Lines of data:
□ □ □
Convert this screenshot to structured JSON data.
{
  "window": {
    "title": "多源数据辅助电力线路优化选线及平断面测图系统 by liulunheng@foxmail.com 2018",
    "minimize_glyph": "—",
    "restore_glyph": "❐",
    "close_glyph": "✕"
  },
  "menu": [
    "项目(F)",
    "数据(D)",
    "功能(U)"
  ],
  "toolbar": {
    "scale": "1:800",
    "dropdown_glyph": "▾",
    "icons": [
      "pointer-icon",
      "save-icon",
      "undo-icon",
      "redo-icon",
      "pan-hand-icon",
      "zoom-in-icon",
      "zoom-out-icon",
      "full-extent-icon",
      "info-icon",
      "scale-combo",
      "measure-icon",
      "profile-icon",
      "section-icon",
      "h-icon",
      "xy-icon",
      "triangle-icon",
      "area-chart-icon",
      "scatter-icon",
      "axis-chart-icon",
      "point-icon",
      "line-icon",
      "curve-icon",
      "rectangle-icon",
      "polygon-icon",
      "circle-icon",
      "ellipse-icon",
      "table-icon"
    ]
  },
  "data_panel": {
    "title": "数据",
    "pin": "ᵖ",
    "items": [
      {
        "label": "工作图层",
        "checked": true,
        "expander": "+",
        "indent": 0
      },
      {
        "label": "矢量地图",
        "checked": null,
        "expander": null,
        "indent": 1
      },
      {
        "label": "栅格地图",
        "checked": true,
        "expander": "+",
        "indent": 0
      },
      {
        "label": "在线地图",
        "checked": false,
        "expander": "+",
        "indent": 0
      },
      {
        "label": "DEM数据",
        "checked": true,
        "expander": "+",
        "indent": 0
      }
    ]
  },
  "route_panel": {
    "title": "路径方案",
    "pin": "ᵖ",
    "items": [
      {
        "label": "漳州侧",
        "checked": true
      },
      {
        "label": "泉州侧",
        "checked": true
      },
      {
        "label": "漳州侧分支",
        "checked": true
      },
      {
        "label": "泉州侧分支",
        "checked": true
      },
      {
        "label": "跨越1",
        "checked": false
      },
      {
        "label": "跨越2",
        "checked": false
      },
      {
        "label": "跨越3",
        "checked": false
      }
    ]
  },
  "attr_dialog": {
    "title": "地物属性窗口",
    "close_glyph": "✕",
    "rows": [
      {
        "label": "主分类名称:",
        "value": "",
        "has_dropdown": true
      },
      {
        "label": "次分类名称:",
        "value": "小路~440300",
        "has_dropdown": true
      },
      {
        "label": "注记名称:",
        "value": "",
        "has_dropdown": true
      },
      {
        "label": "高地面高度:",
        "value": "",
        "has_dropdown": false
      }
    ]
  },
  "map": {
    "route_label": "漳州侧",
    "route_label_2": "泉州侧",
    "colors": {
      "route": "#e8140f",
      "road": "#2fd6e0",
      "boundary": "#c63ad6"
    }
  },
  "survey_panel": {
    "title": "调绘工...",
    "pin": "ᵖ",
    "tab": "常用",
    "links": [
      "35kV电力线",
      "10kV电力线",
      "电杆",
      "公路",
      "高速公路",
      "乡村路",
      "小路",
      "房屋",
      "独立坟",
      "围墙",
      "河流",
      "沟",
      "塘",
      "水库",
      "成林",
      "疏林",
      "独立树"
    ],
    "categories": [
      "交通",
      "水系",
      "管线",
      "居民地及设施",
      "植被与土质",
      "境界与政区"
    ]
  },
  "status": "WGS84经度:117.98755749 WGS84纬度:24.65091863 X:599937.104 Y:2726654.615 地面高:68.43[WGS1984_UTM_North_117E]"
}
□ □ □
--- EXERCISE INSTRUCTIONS ---
Each entry must be reproduced verbatim.

--- OUTPUT OF THE TASK ---
Convert this screenshot to structured JSON data.
{
  "window": {
    "title": "多源数据辅助电力线路优化选线及平断面测图系统 by liulunheng@foxmail.com 2018",
    "minimize_glyph": "—",
    "restore_glyph": "❐",
    "close_glyph": "✕"
  },
  "menu": [
    "项目(F)",
    "数据(D)",
    "功能(U)"
  ],
  "toolbar": {
    "scale": "1:800",
    "dropdown_glyph": "▾",
    "icons": [
      "pointer-icon",
      "save-icon",
      "undo-icon",
      "redo-icon",
      "pan-hand-icon",
      "zoom-in-icon",
      "zoom-out-icon",
      "full-extent-icon",
      "info-icon",
      "scale-combo",
      "measure-icon",
      "profile-icon",
      "section-icon",
      "h-icon",
      "xy-icon",
      "triangle-icon",
      "area-chart-icon",
      "scatter-icon",
      "axis-chart-icon",
      "point-icon",
      "line-icon",
      "curve-icon",
      "rectangle-icon",
      "polygon-icon",
      "circle-icon",
      "ellipse-icon",
      "table-icon"
    ]
  },
  "data_panel": {
    "title": "数据",
    "pin": "ᵖ",
    "items": [
      {
        "label": "工作图层",
        "checked": true,
        "expander": "+",
        "indent": 0
      },
      {
        "label": "矢量地图",
        "checked": null,
        "expander": null,
        "indent": 1
      },
      {
        "label": "栅格地图",
        "checked": true,
        "expander": "+",
        "indent": 0
      },
      {
        "label": "在线地图",
        "checked": false,
        "expander": "+",
        "indent": 0
      },
      {
        "label": "DEM数据",
        "checked": true,
        "expander": "+",
        "indent": 0
      }
    ]
  },
  "route_panel": {
    "title": "路径方案",
    "pin": "ᵖ",
    "items": [
      {
        "label": "漳州侧",
        "checked": true
      },
      {
        "label": "泉州侧",
        "checked": true
      },
      {
        "label": "漳州侧分支",
        "checked": true
      },
      {
        "label": "泉州侧分支",
        "checked": true
      },
      {
        "label": "跨越1",
        "checked": false
      },
      {
        "label": "跨越2",
        "checked": false
      },
      {
        "label": "跨越3",
        "checked": false
      }
    ]
  },
  "attr_dialog": {
    "title": "地物属性窗口",
    "close_glyph": "✕",
    "rows": [
      {
        "label": "主分类名称:",
        "value": "",
        "has_dropdown": true
      },
      {
        "label": "次分类名称:",
        "value": "小路~440300",
        "has_dropdown": true
      },
      {
        "label": "注记名称:",
        "value": "",
        "has_dropdown": true
      },
      {
        "label": "高地面高度:",
        "value": "",
        "has_dropdown": false
      }
    ]
  },
  "map": {
    "route_label": "漳州侧",
    "route_label_2": "泉州侧",
    "colors": {
      "route": "#e8140f",
      "road": "#2fd6e0",
      "boundary": "#c63ad6"
    }
  },
  "survey_panel": {
    "title": "调绘工...",
    "pin": "ᵖ",
    "tab": "常用",
    "links": [
      "35kV电力线",
      "10kV电力线",
      "电杆",
      "公路",
      "高速公路",
      "乡村路",
      "小路",
      "房屋",
      "独立坟",
      "围墙",
      "河流",
      "沟",
      "塘",
      "水库",
      "成林",
      "疏林",
      "独立树"
    ],
    "categories": [
      "交通",
      "水系",
      "管线",
      "居民地及设施",
      "植被与土质",
      "境界与政区"
    ]
  },
  "status": "WGS84经度:117.98755749 WGS84纬度:24.65091863 X:599937.104 Y:2726654.615 地面高:68.43[WGS1984_UTM_North_117E]"
}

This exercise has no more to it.